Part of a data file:
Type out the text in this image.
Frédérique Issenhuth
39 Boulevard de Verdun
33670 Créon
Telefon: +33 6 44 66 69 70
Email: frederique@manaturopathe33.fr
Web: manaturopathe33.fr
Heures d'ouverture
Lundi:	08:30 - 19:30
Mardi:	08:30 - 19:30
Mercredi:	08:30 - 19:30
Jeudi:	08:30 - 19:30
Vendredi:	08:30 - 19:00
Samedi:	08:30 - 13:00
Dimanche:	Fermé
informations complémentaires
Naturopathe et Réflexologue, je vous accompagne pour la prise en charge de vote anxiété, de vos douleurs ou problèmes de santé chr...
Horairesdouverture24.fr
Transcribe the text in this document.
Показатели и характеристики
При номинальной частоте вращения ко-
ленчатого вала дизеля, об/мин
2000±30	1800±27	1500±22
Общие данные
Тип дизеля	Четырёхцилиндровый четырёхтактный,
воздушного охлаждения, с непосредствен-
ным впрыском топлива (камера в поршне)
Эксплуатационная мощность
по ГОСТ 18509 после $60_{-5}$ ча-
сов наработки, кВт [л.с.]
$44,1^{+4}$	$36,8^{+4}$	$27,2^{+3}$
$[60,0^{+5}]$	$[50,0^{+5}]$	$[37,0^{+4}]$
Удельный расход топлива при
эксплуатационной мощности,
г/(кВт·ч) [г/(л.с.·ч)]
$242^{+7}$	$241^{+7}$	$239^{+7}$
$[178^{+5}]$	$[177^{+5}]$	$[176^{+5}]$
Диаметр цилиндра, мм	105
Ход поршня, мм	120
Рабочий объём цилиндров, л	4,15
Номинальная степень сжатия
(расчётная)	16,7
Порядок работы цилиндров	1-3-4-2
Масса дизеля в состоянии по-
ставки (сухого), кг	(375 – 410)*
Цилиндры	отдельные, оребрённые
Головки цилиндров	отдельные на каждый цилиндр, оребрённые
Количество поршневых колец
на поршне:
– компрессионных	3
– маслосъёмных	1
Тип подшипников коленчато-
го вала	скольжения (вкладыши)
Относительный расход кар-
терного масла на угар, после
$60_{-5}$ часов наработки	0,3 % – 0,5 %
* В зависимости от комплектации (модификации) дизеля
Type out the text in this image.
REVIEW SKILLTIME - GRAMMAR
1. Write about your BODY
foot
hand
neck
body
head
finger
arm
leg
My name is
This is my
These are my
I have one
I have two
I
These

▶ Work to complete: Every line of the data above should be reproduced word for word.

▶ Task response:
Type out the text in this image.
Frédérique Issenhuth
39 Boulevard de Verdun
33670 Créon
Telefon: +33 6 44 66 69 70
Email: frederique@manaturopathe33.fr
Web: manaturopathe33.fr
Heures d'ouverture
Lundi:	08:30 - 19:30
Mardi:	08:30 - 19:30
Mercredi:	08:30 - 19:30
Jeudi:	08:30 - 19:30
Vendredi:	08:30 - 19:00
Samedi:	08:30 - 13:00
Dimanche:	Fermé
informations complémentaires
Naturopathe et Réflexologue, je vous accompagne pour la prise en charge de vote anxiété, de vos douleurs ou problèmes de santé chr...
Horairesdouverture24.fr
Transcribe the text in this document.
Показатели и характеристики
При номинальной частоте вращения ко-
ленчатого вала дизеля, об/мин
2000±30	1800±27	1500±22
Общие данные
Тип дизеля	Четырёхцилиндровый четырёхтактный,
воздушного охлаждения, с непосредствен-
ным впрыском топлива (камера в поршне)
Эксплуатационная мощность
по ГОСТ 18509 после $60_{-5}$ ча-
сов наработки, кВт [л.с.]
$44,1^{+4}$	$36,8^{+4}$	$27,2^{+3}$
$[60,0^{+5}]$	$[50,0^{+5}]$	$[37,0^{+4}]$
Удельный расход топлива при
эксплуатационной мощности,
г/(кВт·ч) [г/(л.с.·ч)]
$242^{+7}$	$241^{+7}$	$239^{+7}$
$[178^{+5}]$	$[177^{+5}]$	$[176^{+5}]$
Диаметр цилиндра, мм	105
Ход поршня, мм	120
Рабочий объём цилиндров, л	4,15
Номинальная степень сжатия
(расчётная)	16,7
Порядок работы цилиндров	1-3-4-2
Масса дизеля в состоянии по-
ставки (сухого), кг	(375 – 410)*
Цилиндры	отдельные, оребрённые
Головки цилиндров	отдельные на каждый цилиндр, оребрённые
Количество поршневых колец
на поршне:
– компрессионных	3
– маслосъёмных	1
Тип подшипников коленчато-
го вала	скольжения (вкладыши)
Относительный расход кар-
терного масла на угар, после
$60_{-5}$ часов наработки	0,3 % – 0,5 %
* В зависимости от комплектации (модификации) дизеля
Type out the text in this image.
REVIEW SKILLTIME - GRAMMAR
1. Write about your BODY
foot
hand
neck
body
head
finger
arm
leg
My name is
This is my
These are my
I have one
I have two
I
These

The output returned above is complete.